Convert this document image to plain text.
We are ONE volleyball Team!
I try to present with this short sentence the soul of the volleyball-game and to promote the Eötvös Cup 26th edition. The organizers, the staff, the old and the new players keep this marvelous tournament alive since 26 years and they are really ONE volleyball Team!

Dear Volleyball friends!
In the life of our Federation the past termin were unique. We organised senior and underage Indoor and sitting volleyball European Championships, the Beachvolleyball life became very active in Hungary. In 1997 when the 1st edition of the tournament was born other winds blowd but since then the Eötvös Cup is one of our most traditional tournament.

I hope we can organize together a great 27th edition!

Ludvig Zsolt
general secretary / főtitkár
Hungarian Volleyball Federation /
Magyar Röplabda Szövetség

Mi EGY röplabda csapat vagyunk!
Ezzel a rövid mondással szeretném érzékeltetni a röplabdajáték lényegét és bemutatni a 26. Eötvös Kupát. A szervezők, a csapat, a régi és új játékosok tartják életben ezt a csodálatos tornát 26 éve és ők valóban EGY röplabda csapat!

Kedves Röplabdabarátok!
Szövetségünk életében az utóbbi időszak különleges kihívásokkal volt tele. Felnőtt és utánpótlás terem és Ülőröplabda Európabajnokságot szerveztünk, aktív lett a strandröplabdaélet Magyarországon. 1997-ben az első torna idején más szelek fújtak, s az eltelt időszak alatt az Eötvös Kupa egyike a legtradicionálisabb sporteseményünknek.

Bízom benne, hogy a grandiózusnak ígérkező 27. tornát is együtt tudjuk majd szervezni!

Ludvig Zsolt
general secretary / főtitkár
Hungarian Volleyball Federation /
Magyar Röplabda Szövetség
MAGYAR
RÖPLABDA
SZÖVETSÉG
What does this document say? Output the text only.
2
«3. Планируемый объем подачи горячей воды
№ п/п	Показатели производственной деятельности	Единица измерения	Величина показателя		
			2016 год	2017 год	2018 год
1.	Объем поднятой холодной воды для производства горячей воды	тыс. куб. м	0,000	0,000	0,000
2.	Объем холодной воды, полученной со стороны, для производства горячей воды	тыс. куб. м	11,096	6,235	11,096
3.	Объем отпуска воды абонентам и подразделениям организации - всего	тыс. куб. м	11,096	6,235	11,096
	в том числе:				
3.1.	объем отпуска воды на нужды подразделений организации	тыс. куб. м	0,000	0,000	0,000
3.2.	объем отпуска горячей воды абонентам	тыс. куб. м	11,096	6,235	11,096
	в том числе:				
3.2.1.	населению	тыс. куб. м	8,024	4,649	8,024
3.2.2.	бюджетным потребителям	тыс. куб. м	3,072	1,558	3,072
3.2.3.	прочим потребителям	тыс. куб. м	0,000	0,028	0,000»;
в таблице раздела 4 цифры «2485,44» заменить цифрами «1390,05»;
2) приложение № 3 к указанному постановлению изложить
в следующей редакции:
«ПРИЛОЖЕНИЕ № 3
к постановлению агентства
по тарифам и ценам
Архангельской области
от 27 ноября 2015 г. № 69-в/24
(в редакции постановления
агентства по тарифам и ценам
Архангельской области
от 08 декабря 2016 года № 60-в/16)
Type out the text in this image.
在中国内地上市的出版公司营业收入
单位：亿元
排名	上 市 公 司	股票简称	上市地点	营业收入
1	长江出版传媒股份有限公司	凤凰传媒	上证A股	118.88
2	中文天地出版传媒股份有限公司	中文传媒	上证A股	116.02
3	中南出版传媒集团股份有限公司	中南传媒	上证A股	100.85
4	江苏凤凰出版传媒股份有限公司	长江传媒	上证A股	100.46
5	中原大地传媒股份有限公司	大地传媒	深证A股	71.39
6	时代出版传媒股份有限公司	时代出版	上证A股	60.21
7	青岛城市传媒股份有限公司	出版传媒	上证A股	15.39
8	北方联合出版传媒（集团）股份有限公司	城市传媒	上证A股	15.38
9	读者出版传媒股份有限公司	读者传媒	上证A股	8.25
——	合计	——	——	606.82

◆ **Work required**: Count how many lines in the data above hold the string "потребителям", and give the number with no other words.

◆ **Worked solution**: 2